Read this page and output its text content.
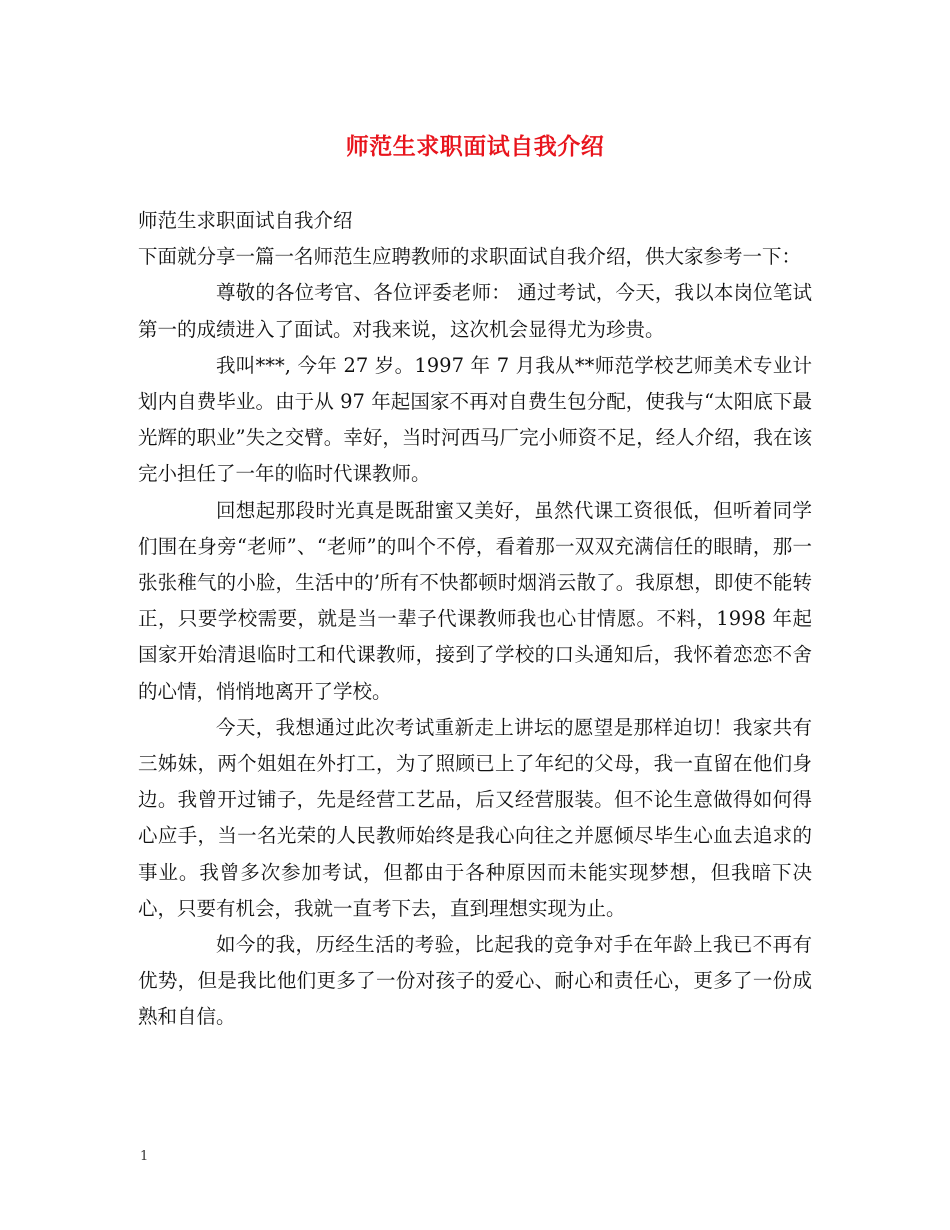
师范生求职面试自我介绍

师范生求职面试自我介绍

下面就分享一篇一名师范生应聘教师的求职面试自我介绍，供大家参考一下：

尊敬的各位考官、各位评委老师： 通过考试，今天，我以本岗位笔试第一的成绩进入了面试。对我来说，这次机会显得尤为珍贵。

我叫***, 今年 27 岁。1997 年 7 月我从**师范学校艺师美术专业计划内自费毕业。由于从 97 年起国家不再对自费生包分配，使我与“太阳底下最光辉的职业”失之交臂。幸好，当时河西马厂完小师资不足，经人介绍，我在该完小担任了一年的临时代课教师。

回想起那段时光真是既甜蜜又美好，虽然代课工资很低，但听着同学们围在身旁“老师”、“老师”的叫个不停，看着那一双双充满信任的眼睛，那一张张稚气的小脸，生活中的’所有不快都顿时烟消云散了。我原想，即使不能转正，只要学校需要，就是当一辈子代课教师我也心甘情愿。不料，1998 年起国家开始清退临时工和代课教师，接到了学校的口头通知后，我怀着恋恋不舍的心情，悄悄地离开了学校。

今天，我想通过此次考试重新走上讲坛的愿望是那样迫切！我家共有三姊妹，两个姐姐在外打工，为了照顾已上了年纪的父母，我一直留在他们身边。我曾开过铺子，先是经营工艺品，后又经营服装。但不论生意做得如何得心应手，当一名光荣的人民教师始终是我心向往之并愿倾尽毕生心血去追求的事业。我曾多次参加考试，但都由于各种原因而未能实现梦想，但我暗下决心，只要有机会，我就一直考下去，直到理想实现为止。

如今的我，历经生活的考验，比起我的竞争对手在年龄上我已不再有优势，但是我比他们更多了一份对孩子的爱心、耐心和责任心，更多了一份成熟和自信。

1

■ **Written task**
Each line of the material must be retyped exactly, except that images are omitted.

■ **Response to this exercise**
Read this page and output its text content.
师范生求职面试自我介绍

师范生求职面试自我介绍

下面就分享一篇一名师范生应聘教师的求职面试自我介绍，供大家参考一下：

尊敬的各位考官、各位评委老师： 通过考试，今天，我以本岗位笔试第一的成绩进入了面试。对我来说，这次机会显得尤为珍贵。

我叫***, 今年 27 岁。1997 年 7 月我从**师范学校艺师美术专业计划内自费毕业。由于从 97 年起国家不再对自费生包分配，使我与“太阳底下最光辉的职业”失之交臂。幸好，当时河西马厂完小师资不足，经人介绍，我在该完小担任了一年的临时代课教师。

回想起那段时光真是既甜蜜又美好，虽然代课工资很低，但听着同学们围在身旁“老师”、“老师”的叫个不停，看着那一双双充满信任的眼睛，那一张张稚气的小脸，生活中的’所有不快都顿时烟消云散了。我原想，即使不能转正，只要学校需要，就是当一辈子代课教师我也心甘情愿。不料，1998 年起国家开始清退临时工和代课教师，接到了学校的口头通知后，我怀着恋恋不舍的心情，悄悄地离开了学校。

今天，我想通过此次考试重新走上讲坛的愿望是那样迫切！我家共有三姊妹，两个姐姐在外打工，为了照顾已上了年纪的父母，我一直留在他们身边。我曾开过铺子，先是经营工艺品，后又经营服装。但不论生意做得如何得心应手，当一名光荣的人民教师始终是我心向往之并愿倾尽毕生心血去追求的事业。我曾多次参加考试，但都由于各种原因而未能实现梦想，但我暗下决心，只要有机会，我就一直考下去，直到理想实现为止。

如今的我，历经生活的考验，比起我的竞争对手在年龄上我已不再有优势，但是我比他们更多了一份对孩子的爱心、耐心和责任心，更多了一份成熟和自信。

1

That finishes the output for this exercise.